[Records contained in a dataset]
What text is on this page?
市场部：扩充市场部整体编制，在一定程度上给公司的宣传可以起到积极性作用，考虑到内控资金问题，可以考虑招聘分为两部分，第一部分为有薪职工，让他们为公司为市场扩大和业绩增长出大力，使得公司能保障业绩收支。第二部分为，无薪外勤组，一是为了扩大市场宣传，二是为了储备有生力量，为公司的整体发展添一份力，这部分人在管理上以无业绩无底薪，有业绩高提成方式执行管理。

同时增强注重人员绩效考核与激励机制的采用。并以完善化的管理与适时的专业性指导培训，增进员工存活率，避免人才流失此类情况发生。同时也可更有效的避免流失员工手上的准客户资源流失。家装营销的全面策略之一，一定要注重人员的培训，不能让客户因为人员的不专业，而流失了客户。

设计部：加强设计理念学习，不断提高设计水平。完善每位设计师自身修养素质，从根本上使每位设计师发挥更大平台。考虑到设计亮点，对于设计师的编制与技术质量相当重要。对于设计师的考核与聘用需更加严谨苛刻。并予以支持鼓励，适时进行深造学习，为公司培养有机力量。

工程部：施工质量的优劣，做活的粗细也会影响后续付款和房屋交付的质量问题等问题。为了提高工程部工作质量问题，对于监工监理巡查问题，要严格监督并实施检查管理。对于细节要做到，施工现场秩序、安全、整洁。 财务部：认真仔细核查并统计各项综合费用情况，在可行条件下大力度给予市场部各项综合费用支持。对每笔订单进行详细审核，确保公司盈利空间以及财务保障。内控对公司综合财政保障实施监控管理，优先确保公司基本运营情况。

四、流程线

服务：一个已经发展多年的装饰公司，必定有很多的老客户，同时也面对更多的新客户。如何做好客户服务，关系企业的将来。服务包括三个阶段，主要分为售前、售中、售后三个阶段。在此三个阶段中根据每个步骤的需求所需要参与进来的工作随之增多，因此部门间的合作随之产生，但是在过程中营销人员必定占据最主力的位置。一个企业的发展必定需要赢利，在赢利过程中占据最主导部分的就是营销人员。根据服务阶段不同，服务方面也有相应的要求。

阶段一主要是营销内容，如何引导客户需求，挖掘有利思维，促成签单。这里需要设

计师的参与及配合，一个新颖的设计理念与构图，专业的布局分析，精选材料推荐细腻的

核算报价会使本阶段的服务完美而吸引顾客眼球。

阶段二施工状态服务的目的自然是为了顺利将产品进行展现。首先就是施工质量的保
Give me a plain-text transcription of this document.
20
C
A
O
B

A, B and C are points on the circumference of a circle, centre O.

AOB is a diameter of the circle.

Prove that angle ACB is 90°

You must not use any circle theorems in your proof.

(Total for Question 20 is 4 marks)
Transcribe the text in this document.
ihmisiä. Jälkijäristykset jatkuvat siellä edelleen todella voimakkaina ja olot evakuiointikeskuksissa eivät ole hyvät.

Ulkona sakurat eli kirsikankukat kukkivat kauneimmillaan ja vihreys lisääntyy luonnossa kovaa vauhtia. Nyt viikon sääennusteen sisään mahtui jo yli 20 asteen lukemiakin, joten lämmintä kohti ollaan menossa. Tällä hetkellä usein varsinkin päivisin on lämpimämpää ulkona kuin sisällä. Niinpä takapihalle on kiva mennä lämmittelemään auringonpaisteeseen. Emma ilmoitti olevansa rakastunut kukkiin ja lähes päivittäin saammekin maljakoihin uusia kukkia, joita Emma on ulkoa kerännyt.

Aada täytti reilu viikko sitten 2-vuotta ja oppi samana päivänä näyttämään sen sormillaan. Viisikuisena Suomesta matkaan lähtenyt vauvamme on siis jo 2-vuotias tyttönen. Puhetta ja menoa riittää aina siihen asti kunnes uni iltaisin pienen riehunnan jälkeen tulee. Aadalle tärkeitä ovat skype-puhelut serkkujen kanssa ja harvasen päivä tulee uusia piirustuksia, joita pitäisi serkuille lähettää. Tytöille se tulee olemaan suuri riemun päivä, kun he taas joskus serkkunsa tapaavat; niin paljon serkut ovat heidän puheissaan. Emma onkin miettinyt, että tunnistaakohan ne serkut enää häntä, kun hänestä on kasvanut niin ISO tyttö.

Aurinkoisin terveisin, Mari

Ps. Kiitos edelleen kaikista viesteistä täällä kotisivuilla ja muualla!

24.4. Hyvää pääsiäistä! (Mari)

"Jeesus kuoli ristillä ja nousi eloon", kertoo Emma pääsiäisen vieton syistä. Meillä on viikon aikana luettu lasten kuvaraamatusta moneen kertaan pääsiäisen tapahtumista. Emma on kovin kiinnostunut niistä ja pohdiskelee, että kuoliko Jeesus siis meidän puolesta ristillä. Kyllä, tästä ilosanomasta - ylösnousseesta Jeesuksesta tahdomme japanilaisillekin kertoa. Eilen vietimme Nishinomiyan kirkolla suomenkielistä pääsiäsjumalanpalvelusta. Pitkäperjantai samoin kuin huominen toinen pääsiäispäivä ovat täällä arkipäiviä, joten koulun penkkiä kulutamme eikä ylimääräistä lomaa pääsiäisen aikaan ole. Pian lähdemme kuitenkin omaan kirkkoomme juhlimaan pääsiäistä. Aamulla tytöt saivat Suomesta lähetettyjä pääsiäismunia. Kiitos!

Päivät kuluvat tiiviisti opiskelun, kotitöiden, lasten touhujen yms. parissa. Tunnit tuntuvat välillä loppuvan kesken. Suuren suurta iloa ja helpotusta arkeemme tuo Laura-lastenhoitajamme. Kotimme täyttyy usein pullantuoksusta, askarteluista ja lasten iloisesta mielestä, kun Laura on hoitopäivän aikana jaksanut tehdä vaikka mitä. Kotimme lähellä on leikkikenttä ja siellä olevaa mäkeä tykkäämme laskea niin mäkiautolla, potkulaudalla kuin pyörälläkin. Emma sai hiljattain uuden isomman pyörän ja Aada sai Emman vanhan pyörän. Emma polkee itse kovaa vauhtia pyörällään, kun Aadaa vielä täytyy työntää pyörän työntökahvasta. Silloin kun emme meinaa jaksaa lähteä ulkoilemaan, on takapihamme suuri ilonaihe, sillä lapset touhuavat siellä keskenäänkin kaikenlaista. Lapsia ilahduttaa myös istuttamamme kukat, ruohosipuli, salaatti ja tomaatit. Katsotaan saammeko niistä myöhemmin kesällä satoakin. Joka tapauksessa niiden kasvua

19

*Your task*:
Select the lines in this material that hold the word "text", leaving none out.

*Task output*:
What text is on this page?
Give me a plain-text transcription of this document.
Transcribe the text in this document.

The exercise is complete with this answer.